◆ Your instructions: Filter the records for lines holding the string "JSON".
# start of Task inputs
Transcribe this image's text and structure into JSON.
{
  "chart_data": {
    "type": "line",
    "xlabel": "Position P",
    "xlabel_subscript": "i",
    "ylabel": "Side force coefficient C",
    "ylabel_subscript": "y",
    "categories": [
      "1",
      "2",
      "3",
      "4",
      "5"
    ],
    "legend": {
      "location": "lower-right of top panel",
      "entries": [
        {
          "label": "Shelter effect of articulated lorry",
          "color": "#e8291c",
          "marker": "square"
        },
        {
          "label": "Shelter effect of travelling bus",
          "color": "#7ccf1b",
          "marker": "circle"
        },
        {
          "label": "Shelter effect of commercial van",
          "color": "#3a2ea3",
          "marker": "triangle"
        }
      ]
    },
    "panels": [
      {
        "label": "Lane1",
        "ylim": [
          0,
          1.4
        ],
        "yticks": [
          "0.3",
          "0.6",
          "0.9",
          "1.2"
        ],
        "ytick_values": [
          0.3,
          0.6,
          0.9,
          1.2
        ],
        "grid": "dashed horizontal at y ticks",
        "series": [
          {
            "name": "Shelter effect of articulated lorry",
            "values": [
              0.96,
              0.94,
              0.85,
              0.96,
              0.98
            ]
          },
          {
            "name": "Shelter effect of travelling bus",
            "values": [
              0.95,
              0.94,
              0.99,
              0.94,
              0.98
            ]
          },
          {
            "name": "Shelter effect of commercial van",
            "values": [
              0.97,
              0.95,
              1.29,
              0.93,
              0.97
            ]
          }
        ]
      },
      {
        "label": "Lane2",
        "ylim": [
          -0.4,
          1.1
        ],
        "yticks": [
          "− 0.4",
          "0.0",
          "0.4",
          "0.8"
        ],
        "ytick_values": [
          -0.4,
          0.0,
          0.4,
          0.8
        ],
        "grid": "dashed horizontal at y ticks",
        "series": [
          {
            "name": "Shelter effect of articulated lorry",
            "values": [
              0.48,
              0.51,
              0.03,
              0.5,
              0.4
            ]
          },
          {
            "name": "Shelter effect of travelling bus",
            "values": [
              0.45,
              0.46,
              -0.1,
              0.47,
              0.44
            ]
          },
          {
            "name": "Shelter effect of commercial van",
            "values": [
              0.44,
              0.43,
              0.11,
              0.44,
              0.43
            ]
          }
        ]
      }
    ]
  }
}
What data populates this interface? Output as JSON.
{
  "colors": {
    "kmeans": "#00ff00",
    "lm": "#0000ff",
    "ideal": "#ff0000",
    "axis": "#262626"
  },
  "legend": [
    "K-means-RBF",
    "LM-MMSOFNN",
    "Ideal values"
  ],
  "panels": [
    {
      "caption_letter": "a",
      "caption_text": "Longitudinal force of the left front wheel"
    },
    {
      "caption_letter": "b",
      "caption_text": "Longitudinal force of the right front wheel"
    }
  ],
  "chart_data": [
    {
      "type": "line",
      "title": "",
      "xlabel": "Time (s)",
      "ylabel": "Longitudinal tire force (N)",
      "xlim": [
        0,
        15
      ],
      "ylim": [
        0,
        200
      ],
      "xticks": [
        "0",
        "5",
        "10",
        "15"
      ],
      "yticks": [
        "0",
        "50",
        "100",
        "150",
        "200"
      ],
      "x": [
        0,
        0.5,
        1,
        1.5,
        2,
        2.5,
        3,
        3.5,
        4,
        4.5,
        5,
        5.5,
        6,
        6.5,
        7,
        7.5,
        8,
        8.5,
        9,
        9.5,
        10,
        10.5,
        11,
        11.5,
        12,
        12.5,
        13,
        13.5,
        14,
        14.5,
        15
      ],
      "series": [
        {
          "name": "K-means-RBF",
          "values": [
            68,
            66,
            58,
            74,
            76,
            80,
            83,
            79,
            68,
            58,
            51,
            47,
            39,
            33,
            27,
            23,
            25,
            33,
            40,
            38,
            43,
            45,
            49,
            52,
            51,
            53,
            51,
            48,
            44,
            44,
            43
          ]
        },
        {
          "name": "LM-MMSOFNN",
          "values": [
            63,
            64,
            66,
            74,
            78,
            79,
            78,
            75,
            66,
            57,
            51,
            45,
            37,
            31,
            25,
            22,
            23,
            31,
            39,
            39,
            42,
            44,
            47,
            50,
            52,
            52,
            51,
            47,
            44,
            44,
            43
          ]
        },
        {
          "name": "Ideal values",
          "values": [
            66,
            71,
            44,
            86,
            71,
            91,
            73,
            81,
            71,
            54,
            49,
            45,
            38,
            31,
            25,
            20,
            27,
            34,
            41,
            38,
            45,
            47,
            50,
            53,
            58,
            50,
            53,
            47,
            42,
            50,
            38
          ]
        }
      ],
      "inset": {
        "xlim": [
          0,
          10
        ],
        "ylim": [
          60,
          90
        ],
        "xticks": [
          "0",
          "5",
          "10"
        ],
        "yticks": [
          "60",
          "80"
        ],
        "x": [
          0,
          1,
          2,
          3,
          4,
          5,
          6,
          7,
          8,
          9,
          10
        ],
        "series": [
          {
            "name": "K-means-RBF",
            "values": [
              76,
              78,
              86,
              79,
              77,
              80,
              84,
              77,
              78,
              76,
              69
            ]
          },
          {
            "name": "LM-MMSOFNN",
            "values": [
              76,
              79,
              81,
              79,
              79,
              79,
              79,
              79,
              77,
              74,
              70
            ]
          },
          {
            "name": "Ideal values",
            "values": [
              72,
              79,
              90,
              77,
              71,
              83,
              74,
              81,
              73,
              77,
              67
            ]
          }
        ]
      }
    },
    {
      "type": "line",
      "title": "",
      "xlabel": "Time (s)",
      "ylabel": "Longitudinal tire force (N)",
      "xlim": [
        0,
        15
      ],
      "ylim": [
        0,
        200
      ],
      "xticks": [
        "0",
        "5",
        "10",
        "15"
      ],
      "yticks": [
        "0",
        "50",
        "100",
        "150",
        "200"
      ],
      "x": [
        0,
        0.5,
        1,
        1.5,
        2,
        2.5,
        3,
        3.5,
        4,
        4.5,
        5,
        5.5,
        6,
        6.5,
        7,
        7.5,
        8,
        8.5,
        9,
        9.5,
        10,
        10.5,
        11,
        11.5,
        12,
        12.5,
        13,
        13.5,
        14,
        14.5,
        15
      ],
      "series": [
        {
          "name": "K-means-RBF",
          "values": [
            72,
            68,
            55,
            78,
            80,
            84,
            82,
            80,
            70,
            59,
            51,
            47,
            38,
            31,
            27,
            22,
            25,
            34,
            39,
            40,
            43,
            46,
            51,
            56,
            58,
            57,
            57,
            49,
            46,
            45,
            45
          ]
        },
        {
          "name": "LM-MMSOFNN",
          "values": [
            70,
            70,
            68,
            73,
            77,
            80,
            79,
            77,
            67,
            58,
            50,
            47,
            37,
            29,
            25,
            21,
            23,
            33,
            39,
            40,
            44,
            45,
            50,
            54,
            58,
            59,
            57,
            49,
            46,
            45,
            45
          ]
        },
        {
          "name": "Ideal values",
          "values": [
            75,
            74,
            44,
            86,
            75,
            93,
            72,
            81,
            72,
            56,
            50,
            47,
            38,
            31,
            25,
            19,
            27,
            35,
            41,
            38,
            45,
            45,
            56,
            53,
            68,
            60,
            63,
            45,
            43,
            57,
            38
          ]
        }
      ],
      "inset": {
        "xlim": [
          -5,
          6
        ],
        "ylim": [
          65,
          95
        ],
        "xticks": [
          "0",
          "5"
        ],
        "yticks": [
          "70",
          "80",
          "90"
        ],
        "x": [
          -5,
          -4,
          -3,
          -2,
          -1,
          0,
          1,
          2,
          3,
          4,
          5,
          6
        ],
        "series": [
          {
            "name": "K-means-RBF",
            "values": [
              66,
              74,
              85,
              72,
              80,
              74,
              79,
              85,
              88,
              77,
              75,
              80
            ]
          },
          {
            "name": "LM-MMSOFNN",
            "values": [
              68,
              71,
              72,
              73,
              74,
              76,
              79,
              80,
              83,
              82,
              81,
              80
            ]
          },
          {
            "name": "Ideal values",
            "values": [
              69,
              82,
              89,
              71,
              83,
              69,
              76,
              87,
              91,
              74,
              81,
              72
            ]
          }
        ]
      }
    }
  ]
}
# end of Task inputs
◆ Task output:
Transcribe this image's text and structure into JSON.
What data populates this interface? Output as JSON.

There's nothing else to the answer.